● Exercise task
Update the records below by replacing "interactable" with "clickable" wherever it occurs. Reproduce every line, with no other changes.

= = =

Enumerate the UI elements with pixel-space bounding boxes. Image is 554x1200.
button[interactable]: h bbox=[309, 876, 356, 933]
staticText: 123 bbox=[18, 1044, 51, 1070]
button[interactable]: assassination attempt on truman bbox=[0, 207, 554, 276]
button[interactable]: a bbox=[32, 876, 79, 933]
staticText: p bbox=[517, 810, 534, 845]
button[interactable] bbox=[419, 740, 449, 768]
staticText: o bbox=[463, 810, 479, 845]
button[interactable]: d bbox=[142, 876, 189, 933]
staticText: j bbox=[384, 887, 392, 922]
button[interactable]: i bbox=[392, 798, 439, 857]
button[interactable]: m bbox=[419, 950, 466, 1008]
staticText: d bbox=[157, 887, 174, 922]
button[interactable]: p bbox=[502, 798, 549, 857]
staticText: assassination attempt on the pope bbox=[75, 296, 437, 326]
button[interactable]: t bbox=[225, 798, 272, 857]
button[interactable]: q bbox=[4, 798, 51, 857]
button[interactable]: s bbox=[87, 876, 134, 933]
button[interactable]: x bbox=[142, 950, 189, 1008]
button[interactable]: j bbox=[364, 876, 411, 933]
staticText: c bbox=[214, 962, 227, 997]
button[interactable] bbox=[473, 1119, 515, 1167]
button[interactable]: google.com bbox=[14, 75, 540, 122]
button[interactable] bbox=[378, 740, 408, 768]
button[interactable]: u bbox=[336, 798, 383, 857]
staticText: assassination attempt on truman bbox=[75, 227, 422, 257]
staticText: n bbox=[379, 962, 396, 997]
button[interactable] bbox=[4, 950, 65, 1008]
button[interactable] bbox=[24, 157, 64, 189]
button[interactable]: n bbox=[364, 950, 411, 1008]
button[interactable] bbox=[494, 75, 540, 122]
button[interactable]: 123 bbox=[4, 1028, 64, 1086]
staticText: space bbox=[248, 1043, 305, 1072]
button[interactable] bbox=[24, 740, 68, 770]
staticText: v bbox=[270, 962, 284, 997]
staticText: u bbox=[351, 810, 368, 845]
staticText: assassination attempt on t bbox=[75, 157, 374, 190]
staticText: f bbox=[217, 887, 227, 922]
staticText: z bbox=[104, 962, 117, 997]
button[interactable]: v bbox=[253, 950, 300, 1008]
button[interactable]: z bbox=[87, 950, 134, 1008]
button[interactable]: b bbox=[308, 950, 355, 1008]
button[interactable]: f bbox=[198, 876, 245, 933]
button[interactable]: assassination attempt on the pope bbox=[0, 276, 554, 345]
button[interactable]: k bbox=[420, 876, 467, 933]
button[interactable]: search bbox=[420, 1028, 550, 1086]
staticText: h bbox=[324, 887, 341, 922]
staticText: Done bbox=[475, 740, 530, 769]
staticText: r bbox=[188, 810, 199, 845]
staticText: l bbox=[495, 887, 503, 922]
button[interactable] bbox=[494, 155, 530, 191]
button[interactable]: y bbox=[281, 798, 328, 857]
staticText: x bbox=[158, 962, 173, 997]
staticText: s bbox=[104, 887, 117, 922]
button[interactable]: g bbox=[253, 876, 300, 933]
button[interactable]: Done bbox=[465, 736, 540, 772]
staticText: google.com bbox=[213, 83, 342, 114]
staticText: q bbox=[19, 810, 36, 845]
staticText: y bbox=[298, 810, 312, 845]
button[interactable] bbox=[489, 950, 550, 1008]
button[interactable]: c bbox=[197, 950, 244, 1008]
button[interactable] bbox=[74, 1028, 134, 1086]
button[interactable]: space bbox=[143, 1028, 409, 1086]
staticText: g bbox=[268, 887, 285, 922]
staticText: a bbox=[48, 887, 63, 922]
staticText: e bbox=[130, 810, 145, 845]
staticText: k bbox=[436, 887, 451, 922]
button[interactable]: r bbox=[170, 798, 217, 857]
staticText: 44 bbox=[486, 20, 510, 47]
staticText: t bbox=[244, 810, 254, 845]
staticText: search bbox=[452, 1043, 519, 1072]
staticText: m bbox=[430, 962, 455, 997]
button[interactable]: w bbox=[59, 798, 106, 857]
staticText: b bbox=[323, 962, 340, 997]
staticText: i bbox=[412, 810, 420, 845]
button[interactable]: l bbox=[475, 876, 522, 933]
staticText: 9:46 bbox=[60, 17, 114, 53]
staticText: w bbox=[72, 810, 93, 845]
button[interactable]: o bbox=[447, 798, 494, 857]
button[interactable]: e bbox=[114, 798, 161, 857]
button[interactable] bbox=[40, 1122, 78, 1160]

= = =

● Result of the task
Enumerate the UI elements with pixel-space bounding boxes. Image is 554x1200.
button[clickable]: h bbox=[309, 876, 356, 933]
staticText: 123 bbox=[18, 1044, 51, 1070]
button[clickable]: assassination attempt on truman bbox=[0, 207, 554, 276]
button[clickable]: a bbox=[32, 876, 79, 933]
staticText: p bbox=[517, 810, 534, 845]
button[clickable] bbox=[419, 740, 449, 768]
staticText: o bbox=[463, 810, 479, 845]
button[clickable]: d bbox=[142, 876, 189, 933]
staticText: j bbox=[384, 887, 392, 922]
button[clickable]: i bbox=[392, 798, 439, 857]
button[clickable]: m bbox=[419, 950, 466, 1008]
staticText: d bbox=[157, 887, 174, 922]
button[clickable]: p bbox=[502, 798, 549, 857]
staticText: assassination attempt on the pope bbox=[75, 296, 437, 326]
button[clickable]: t bbox=[225, 798, 272, 857]
button[clickable]: q bbox=[4, 798, 51, 857]
button[clickable]: s bbox=[87, 876, 134, 933]
button[clickable]: x bbox=[142, 950, 189, 1008]
button[clickable]: j bbox=[364, 876, 411, 933]
staticText: c bbox=[214, 962, 227, 997]
button[clickable] bbox=[473, 1119, 515, 1167]
button[clickable]: google.com bbox=[14, 75, 540, 122]
button[clickable] bbox=[378, 740, 408, 768]
button[clickable]: u bbox=[336, 798, 383, 857]
staticText: assassination attempt on truman bbox=[75, 227, 422, 257]
staticText: n bbox=[379, 962, 396, 997]
button[clickable] bbox=[4, 950, 65, 1008]
button[clickable] bbox=[24, 157, 64, 189]
button[clickable]: n bbox=[364, 950, 411, 1008]
button[clickable] bbox=[494, 75, 540, 122]
button[clickable]: 123 bbox=[4, 1028, 64, 1086]
staticText: space bbox=[248, 1043, 305, 1072]
button[clickable] bbox=[24, 740, 68, 770]
staticText: v bbox=[270, 962, 284, 997]
staticText: u bbox=[351, 810, 368, 845]
staticText: assassination attempt on t bbox=[75, 157, 374, 190]
staticText: f bbox=[217, 887, 227, 922]
staticText: z bbox=[104, 962, 117, 997]
button[clickable]: v bbox=[253, 950, 300, 1008]
button[clickable]: z bbox=[87, 950, 134, 1008]
button[clickable]: b bbox=[308, 950, 355, 1008]
button[clickable]: f bbox=[198, 876, 245, 933]
button[clickable]: assassination attempt on the pope bbox=[0, 276, 554, 345]
button[clickable]: k bbox=[420, 876, 467, 933]
button[clickable]: search bbox=[420, 1028, 550, 1086]
staticText: h bbox=[324, 887, 341, 922]
staticText: Done bbox=[475, 740, 530, 769]
staticText: r bbox=[188, 810, 199, 845]
staticText: l bbox=[495, 887, 503, 922]
button[clickable] bbox=[494, 155, 530, 191]
button[clickable]: y bbox=[281, 798, 328, 857]
staticText: x bbox=[158, 962, 173, 997]
staticText: s bbox=[104, 887, 117, 922]
button[clickable]: g bbox=[253, 876, 300, 933]
button[clickable]: Done bbox=[465, 736, 540, 772]
staticText: google.com bbox=[213, 83, 342, 114]
staticText: q bbox=[19, 810, 36, 845]
staticText: y bbox=[298, 810, 312, 845]
button[clickable] bbox=[489, 950, 550, 1008]
button[clickable]: c bbox=[197, 950, 244, 1008]
button[clickable] bbox=[74, 1028, 134, 1086]
button[clickable]: space bbox=[143, 1028, 409, 1086]
staticText: g bbox=[268, 887, 285, 922]
staticText: a bbox=[48, 887, 63, 922]
staticText: e bbox=[130, 810, 145, 845]
staticText: k bbox=[436, 887, 451, 922]
button[clickable]: r bbox=[170, 798, 217, 857]
staticText: 44 bbox=[486, 20, 510, 47]
staticText: t bbox=[244, 810, 254, 845]
staticText: search bbox=[452, 1043, 519, 1072]
staticText: m bbox=[430, 962, 455, 997]
button[clickable]: w bbox=[59, 798, 106, 857]
staticText: b bbox=[323, 962, 340, 997]
staticText: i bbox=[412, 810, 420, 845]
button[clickable]: l bbox=[475, 876, 522, 933]
staticText: 9:46 bbox=[60, 17, 114, 53]
staticText: w bbox=[72, 810, 93, 845]
button[clickable]: o bbox=[447, 798, 494, 857]
button[clickable]: e bbox=[114, 798, 161, 857]
button[clickable] bbox=[40, 1122, 78, 1160]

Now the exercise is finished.